> [GIVEN EXERCISE]: Copy nothing but the lines from the one containing "Read all visible content and emit it as JSON." through the last line of the records, repeated exactly and without pictures.

> [PROVIDED MATERIAL]:
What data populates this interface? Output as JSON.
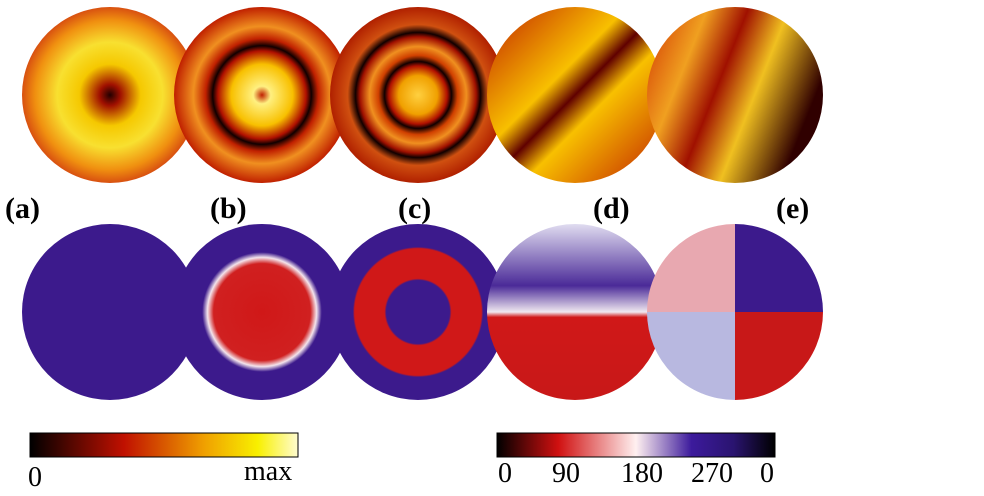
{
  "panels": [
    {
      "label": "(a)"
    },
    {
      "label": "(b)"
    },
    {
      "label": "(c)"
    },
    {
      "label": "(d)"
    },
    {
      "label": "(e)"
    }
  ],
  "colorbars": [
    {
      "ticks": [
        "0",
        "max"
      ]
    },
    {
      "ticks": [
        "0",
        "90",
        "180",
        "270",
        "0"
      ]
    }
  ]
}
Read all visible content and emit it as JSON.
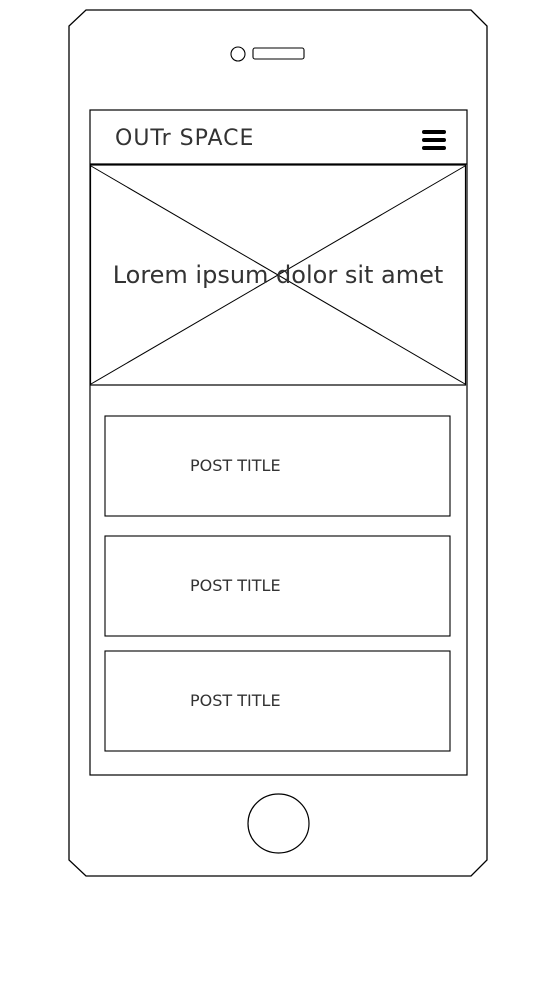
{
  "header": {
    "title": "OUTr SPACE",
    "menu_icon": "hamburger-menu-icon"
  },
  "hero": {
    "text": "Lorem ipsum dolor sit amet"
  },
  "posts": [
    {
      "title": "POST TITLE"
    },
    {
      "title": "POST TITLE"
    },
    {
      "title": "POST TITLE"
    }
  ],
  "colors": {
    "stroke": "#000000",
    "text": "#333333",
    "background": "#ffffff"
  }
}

> [SOLUTION TO THIS PROBLEM]:
Read all visible content and emit it as JSON.
{
  "header": {
    "title": "OUTr SPACE",
    "menu_icon": "hamburger-menu-icon"
  },
  "hero": {
    "text": "Lorem ipsum dolor sit amet"
  },
  "posts": [
    {
      "title": "POST TITLE"
    },
    {
      "title": "POST TITLE"
    },
    {
      "title": "POST TITLE"
    }
  ],
  "colors": {
    "stroke": "#000000",
    "text": "#333333",
    "background": "#ffffff"
  }
}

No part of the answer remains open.